# Start of GIVEN RECORDS

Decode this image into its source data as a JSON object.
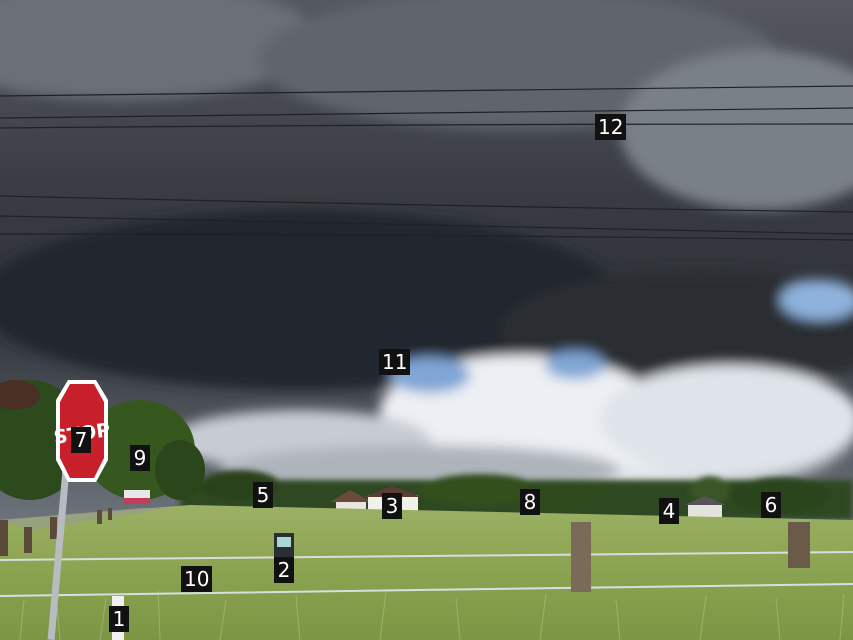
{
  "sign": {
    "text": "STOP",
    "color": "#c8202a"
  },
  "colors": {
    "sky_dark": "#2c3036",
    "sky_mid": "#5c626a",
    "cloud_light": "#e8ecf0",
    "blue_sky": "#7fa6d6",
    "grass": "#8fa654",
    "trees": "#2e4a1e"
  },
  "markers": [
    {
      "id": "1",
      "label": "1"
    },
    {
      "id": "2",
      "label": "2"
    },
    {
      "id": "3",
      "label": "3"
    },
    {
      "id": "4",
      "label": "4"
    },
    {
      "id": "5",
      "label": "5"
    },
    {
      "id": "6",
      "label": "6"
    },
    {
      "id": "7",
      "label": "7"
    },
    {
      "id": "8",
      "label": "8"
    },
    {
      "id": "9",
      "label": "9"
    },
    {
      "id": "10",
      "label": "10"
    },
    {
      "id": "11",
      "label": "11"
    },
    {
      "id": "12",
      "label": "12"
    }
  ]
}
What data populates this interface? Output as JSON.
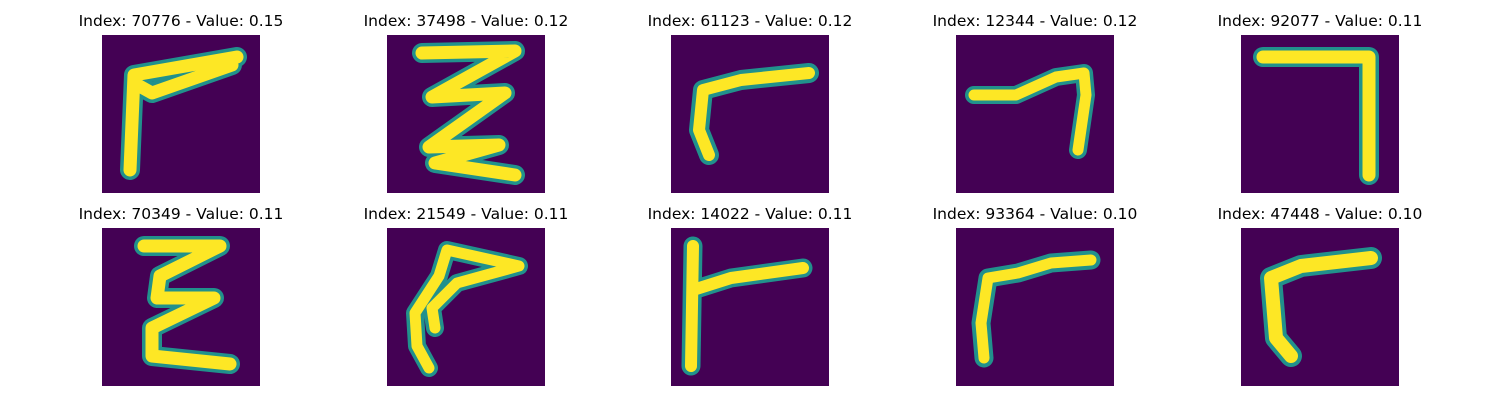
{
  "colors": {
    "background": "#440154",
    "stroke": "#fde725",
    "edge": "#21918c"
  },
  "panels": [
    {
      "title": "Index: 70776 - Value: 0.15",
      "index": 70776,
      "value": 0.15
    },
    {
      "title": "Index: 37498 - Value: 0.12",
      "index": 37498,
      "value": 0.12
    },
    {
      "title": "Index: 61123 - Value: 0.12",
      "index": 61123,
      "value": 0.12
    },
    {
      "title": "Index: 12344 - Value: 0.12",
      "index": 12344,
      "value": 0.12
    },
    {
      "title": "Index: 92077 - Value: 0.11",
      "index": 92077,
      "value": 0.11
    },
    {
      "title": "Index: 70349 - Value: 0.11",
      "index": 70349,
      "value": 0.11
    },
    {
      "title": "Index: 21549 - Value: 0.11",
      "index": 21549,
      "value": 0.11
    },
    {
      "title": "Index: 14022 - Value: 0.11",
      "index": 14022,
      "value": 0.11
    },
    {
      "title": "Index: 93364 - Value: 0.10",
      "index": 93364,
      "value": 0.1
    },
    {
      "title": "Index: 47448 - Value: 0.10",
      "index": 47448,
      "value": 0.1
    }
  ]
}
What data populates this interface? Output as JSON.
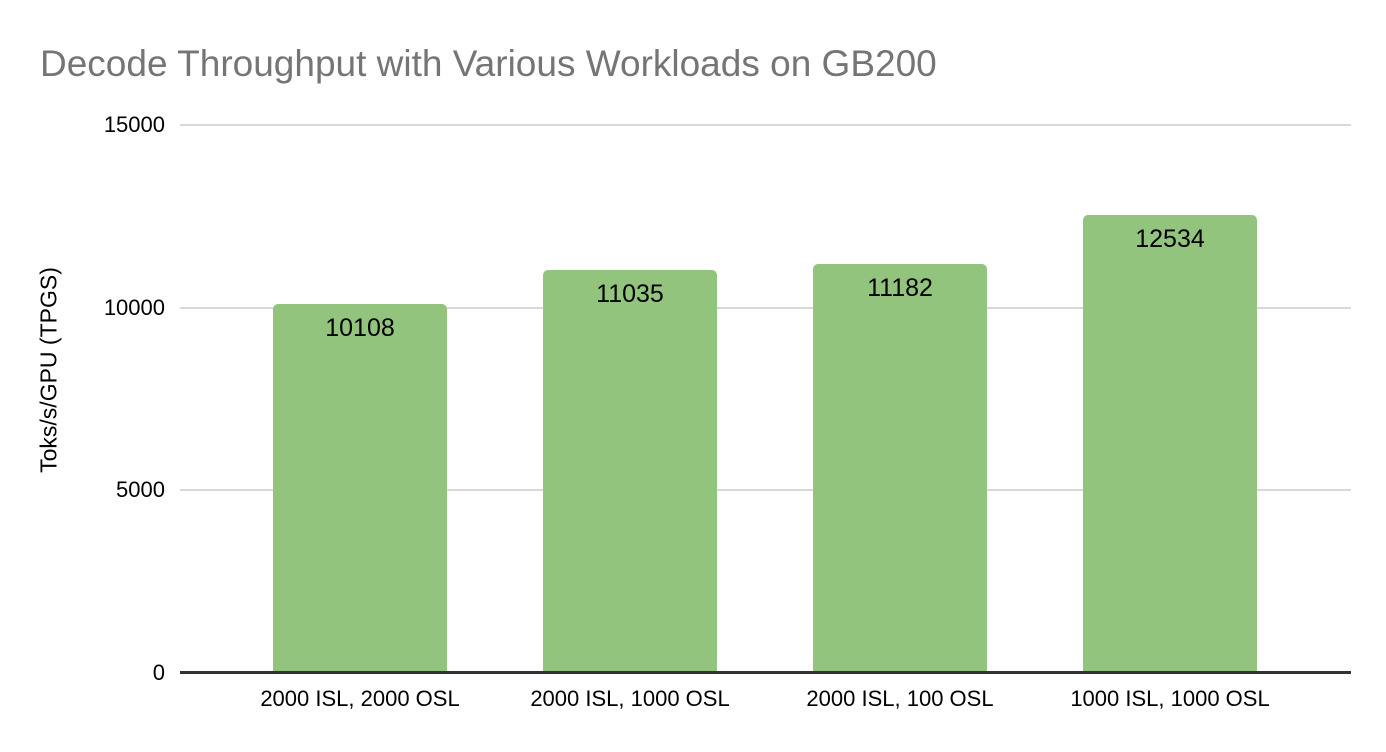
{
  "chart_data": {
    "type": "bar",
    "title": "Decode Throughput with Various Workloads on GB200",
    "xlabel": "",
    "ylabel": "Toks/s/GPU (TPGS)",
    "categories": [
      "2000 ISL, 2000 OSL",
      "2000 ISL, 1000 OSL",
      "2000 ISL, 100 OSL",
      "1000 ISL, 1000 OSL"
    ],
    "values": [
      10108,
      11035,
      11182,
      12534
    ],
    "ylim": [
      0,
      15000
    ],
    "yticks": [
      0,
      5000,
      10000,
      15000
    ],
    "grid": true,
    "legend": "none",
    "background_color": "#ffffff",
    "bar_color": "#93c47d",
    "data_label_color": "#000000",
    "title_color": "#757575",
    "axis_text_color": "#000000",
    "gridline_color": "#d9d9d9",
    "axis_line_color": "#333333"
  }
}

# End of GIVEN RECORDS

> _REQUIREMENTS_
Search the entries for the word "Decode" and copy every line that has it.

> _TASK SOLUTION_
Decode this image into its source data as a JSON object.
    "title": "Decode Throughput with Various Workloads on GB200",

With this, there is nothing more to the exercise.